Collect every line in the records below that contains the string "month".
** Start of DATA EXTRACT **
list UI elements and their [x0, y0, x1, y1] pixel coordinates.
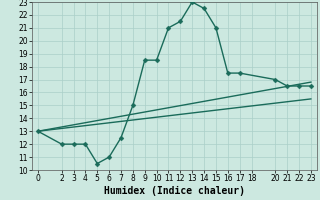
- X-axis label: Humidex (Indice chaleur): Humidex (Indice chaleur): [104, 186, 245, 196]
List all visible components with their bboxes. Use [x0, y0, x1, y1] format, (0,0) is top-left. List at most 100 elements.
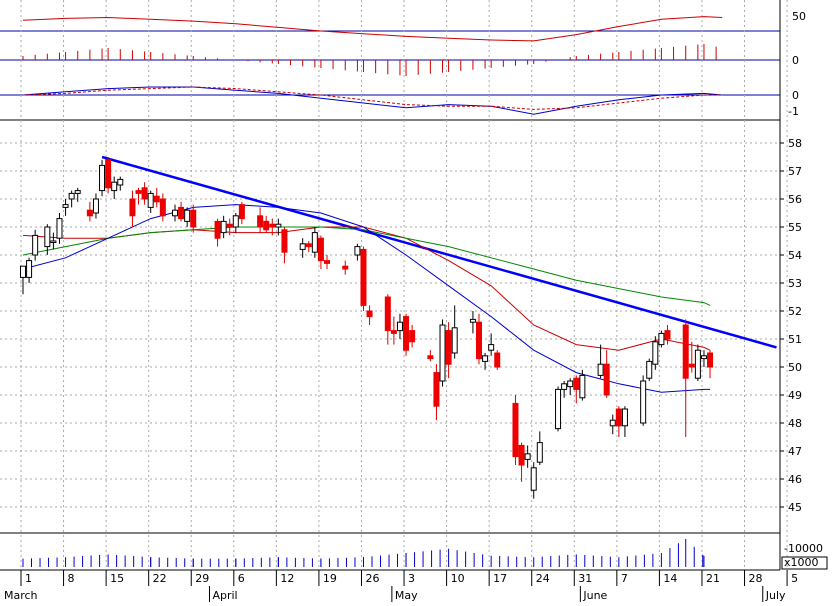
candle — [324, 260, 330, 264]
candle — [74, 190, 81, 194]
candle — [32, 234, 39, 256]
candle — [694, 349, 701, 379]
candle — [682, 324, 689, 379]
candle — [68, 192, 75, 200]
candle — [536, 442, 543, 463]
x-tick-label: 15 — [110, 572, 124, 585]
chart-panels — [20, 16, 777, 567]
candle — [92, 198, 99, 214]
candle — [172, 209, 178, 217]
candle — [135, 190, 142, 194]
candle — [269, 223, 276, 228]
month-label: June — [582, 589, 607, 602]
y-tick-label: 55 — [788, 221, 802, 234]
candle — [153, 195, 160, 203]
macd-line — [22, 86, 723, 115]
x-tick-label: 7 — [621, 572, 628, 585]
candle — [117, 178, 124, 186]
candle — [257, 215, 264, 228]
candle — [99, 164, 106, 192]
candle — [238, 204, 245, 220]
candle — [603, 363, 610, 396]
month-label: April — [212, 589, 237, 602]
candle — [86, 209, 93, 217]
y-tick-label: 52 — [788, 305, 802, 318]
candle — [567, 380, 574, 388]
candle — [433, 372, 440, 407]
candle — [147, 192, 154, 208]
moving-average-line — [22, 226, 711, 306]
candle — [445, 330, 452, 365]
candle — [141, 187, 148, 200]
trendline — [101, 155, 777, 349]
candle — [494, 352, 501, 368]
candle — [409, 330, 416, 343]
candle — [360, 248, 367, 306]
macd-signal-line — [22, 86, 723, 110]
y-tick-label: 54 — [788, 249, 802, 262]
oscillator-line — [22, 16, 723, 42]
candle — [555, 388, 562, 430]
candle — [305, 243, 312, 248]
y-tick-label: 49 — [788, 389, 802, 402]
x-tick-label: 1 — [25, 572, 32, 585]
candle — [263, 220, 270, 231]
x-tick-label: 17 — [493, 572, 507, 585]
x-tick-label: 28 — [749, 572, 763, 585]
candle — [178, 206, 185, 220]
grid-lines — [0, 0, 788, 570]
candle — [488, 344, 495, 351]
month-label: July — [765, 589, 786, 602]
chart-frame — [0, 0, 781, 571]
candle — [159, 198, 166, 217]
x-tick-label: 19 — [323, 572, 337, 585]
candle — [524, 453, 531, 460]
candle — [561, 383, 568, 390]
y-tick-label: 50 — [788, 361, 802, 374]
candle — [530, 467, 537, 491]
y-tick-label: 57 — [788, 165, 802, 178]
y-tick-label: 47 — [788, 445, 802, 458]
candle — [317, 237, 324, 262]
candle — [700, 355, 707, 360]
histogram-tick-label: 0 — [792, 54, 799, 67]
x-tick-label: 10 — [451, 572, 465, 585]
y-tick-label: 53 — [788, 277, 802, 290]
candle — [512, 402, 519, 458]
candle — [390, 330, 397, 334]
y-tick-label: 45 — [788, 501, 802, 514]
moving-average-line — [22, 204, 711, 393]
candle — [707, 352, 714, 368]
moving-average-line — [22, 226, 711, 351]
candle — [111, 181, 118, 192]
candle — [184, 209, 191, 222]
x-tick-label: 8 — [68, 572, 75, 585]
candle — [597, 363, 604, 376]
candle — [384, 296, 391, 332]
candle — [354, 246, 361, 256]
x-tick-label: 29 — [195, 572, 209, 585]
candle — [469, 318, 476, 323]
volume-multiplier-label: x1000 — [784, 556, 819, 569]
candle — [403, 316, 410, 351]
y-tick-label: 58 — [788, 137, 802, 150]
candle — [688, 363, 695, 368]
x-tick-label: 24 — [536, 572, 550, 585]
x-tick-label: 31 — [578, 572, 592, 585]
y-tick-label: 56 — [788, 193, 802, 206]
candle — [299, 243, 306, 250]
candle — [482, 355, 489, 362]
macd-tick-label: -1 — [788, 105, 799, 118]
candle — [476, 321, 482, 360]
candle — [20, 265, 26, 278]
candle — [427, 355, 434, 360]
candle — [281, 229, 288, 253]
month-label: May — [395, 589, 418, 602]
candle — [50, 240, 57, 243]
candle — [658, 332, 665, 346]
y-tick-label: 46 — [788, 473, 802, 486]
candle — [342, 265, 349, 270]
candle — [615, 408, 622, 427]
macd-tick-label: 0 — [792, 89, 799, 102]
** End of DATA EXTRACT **
** Start of DATA EXTRACT **
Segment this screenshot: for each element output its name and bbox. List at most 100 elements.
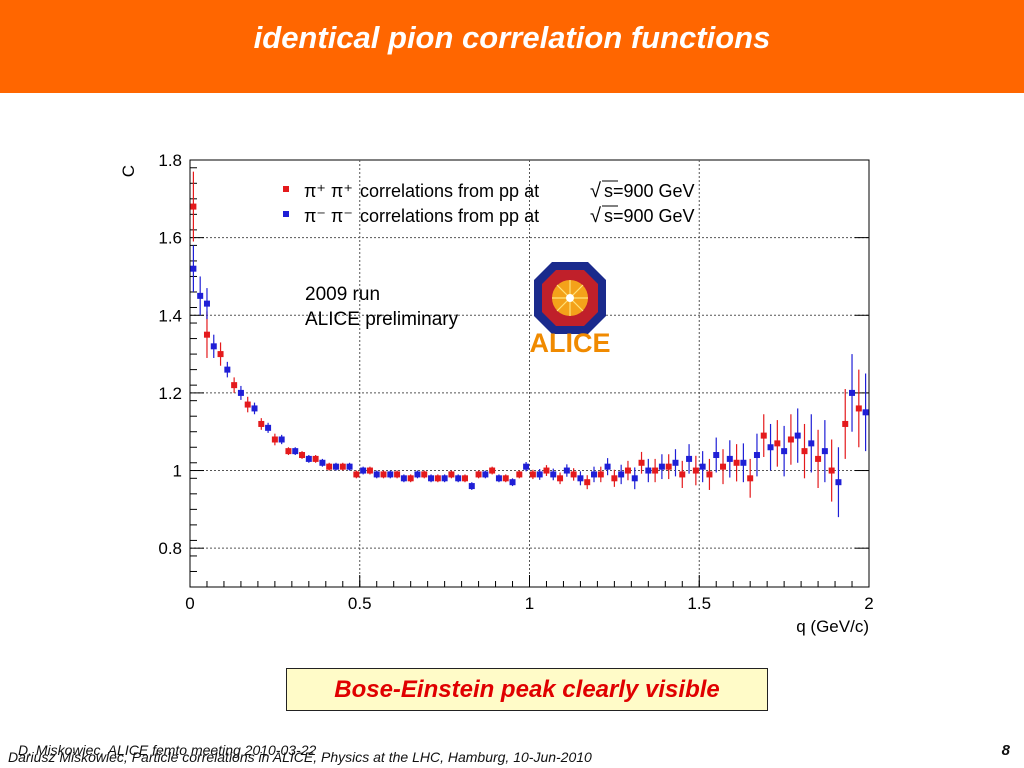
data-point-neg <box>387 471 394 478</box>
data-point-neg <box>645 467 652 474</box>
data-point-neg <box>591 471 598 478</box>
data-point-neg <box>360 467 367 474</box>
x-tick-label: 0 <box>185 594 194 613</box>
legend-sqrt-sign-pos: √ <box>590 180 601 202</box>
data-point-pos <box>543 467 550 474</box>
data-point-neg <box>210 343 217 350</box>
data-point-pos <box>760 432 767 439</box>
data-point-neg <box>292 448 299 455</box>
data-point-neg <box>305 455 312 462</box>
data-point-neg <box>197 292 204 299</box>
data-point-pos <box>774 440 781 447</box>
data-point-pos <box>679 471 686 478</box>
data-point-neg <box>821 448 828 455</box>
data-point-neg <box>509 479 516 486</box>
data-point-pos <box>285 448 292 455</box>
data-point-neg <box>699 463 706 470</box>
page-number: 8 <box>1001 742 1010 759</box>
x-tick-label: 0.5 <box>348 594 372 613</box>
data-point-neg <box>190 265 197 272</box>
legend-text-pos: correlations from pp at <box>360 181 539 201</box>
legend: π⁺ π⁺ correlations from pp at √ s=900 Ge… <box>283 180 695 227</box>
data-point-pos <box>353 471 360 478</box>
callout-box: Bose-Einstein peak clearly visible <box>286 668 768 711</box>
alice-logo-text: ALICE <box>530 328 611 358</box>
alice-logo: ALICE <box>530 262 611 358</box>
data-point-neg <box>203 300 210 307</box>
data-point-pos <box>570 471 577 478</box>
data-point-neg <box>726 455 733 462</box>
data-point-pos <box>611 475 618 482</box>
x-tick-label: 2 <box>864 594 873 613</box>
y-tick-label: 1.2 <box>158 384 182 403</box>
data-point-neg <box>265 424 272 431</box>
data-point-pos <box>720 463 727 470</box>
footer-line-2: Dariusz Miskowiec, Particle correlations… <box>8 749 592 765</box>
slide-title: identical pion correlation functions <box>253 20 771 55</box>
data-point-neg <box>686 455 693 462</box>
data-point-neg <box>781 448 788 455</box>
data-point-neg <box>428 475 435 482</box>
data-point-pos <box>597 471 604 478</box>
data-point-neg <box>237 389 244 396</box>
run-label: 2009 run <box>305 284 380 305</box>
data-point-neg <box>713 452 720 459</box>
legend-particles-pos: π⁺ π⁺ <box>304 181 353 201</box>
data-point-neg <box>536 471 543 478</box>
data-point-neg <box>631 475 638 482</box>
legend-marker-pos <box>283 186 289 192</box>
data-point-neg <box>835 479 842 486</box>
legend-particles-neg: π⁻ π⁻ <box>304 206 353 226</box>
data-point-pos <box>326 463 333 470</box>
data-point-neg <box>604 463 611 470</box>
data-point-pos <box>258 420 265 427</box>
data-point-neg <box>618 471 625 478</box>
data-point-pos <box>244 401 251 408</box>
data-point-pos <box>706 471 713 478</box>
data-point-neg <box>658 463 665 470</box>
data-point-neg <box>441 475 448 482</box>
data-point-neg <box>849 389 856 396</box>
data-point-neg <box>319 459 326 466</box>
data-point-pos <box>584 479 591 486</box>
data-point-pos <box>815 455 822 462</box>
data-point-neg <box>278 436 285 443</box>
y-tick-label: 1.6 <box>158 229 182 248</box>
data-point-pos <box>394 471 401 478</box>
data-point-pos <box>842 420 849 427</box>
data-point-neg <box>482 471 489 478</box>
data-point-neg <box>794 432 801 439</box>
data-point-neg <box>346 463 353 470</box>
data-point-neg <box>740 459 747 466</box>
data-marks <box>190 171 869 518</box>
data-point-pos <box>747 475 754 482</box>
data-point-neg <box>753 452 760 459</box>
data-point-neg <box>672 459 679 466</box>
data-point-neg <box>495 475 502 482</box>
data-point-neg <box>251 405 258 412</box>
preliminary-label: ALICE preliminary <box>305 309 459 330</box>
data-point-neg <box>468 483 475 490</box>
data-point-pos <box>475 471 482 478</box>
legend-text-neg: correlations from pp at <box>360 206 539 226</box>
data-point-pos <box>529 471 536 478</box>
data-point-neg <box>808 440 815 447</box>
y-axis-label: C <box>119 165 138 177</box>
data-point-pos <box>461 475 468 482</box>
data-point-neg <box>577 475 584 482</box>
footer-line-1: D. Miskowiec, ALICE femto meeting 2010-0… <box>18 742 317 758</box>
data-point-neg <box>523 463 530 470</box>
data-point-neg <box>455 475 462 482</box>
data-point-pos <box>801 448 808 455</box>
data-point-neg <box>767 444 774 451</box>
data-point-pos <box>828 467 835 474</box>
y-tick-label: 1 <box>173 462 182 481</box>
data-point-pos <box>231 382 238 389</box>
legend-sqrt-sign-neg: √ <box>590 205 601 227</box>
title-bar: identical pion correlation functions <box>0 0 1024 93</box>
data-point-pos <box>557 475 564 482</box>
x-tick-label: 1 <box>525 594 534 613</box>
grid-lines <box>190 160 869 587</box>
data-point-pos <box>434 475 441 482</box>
** End of DATA EXTRACT **
** Start of DATA EXTRACT **
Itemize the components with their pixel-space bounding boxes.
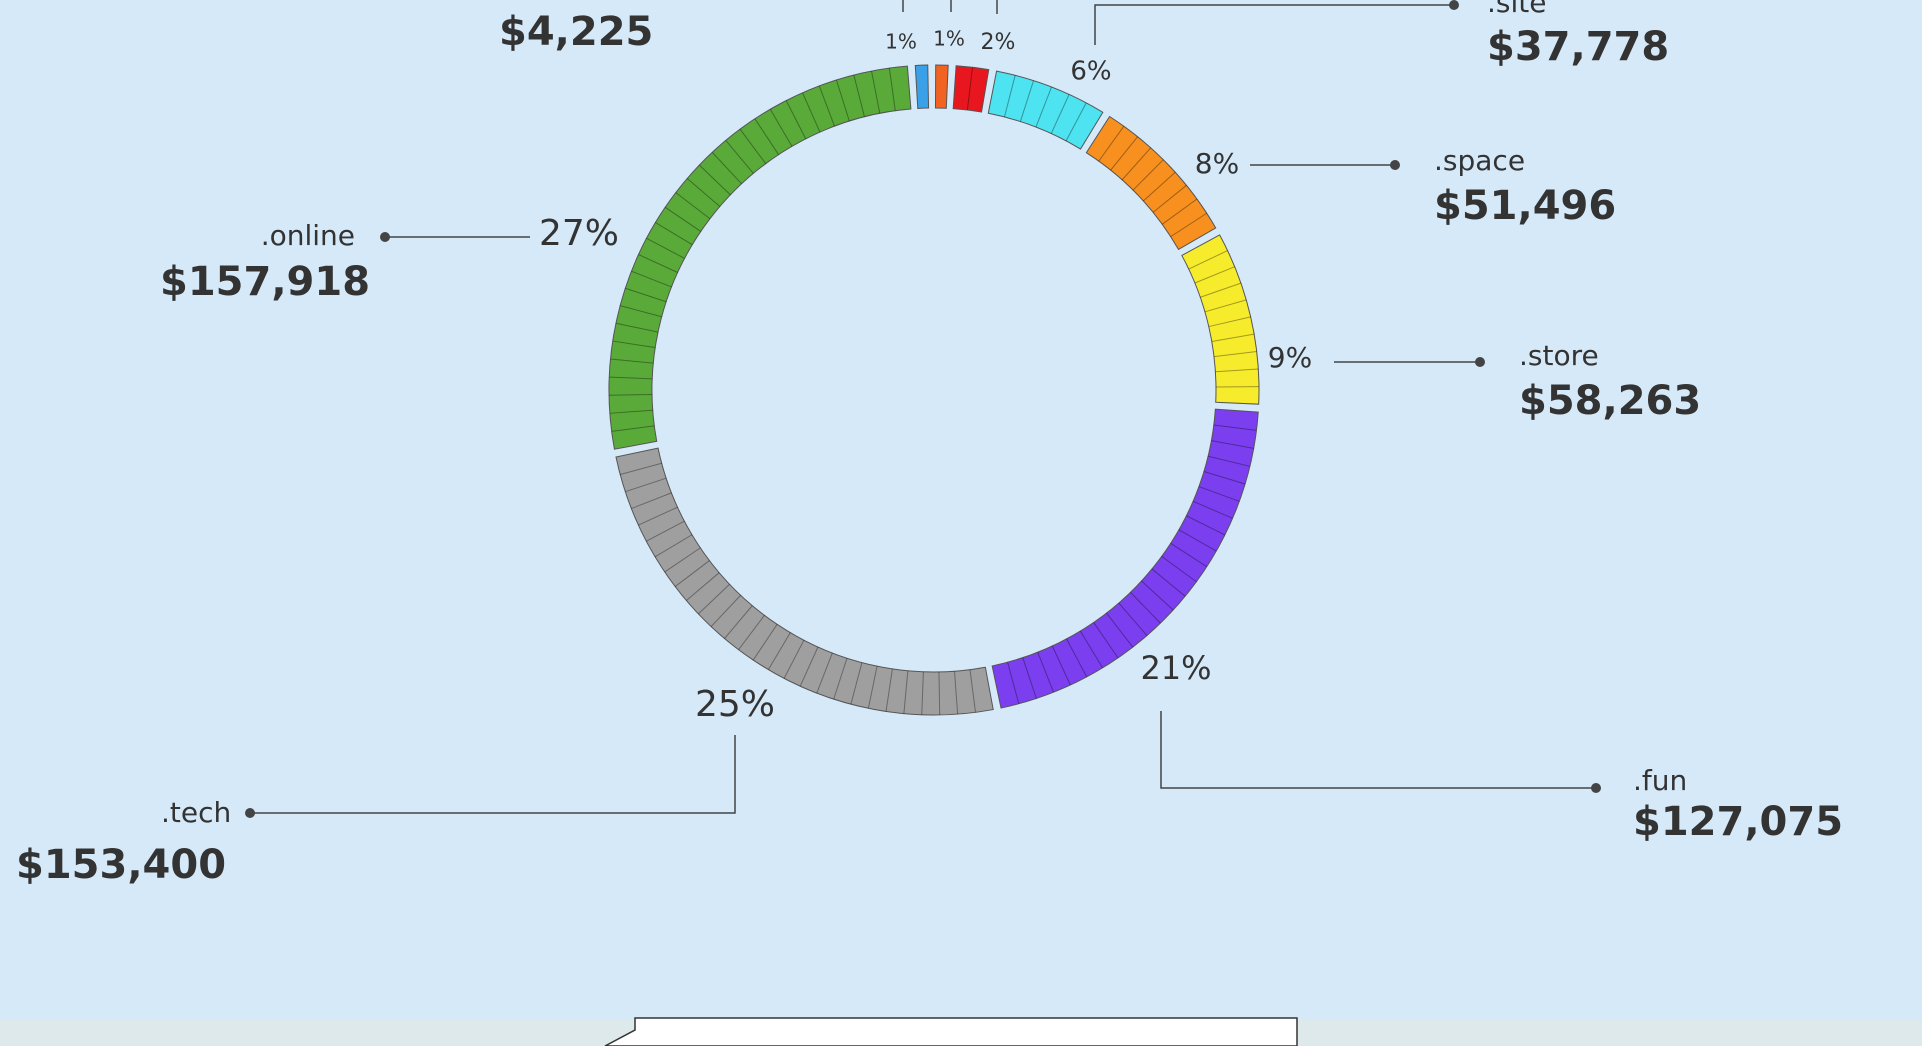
** End of DATA EXTRACT **
## SOLUTION BELOW
month-label: June — [582, 589, 607, 602]
month-label: April — [212, 589, 237, 602]
month-label: July — [765, 589, 786, 602]
month-label: May — [395, 589, 418, 602]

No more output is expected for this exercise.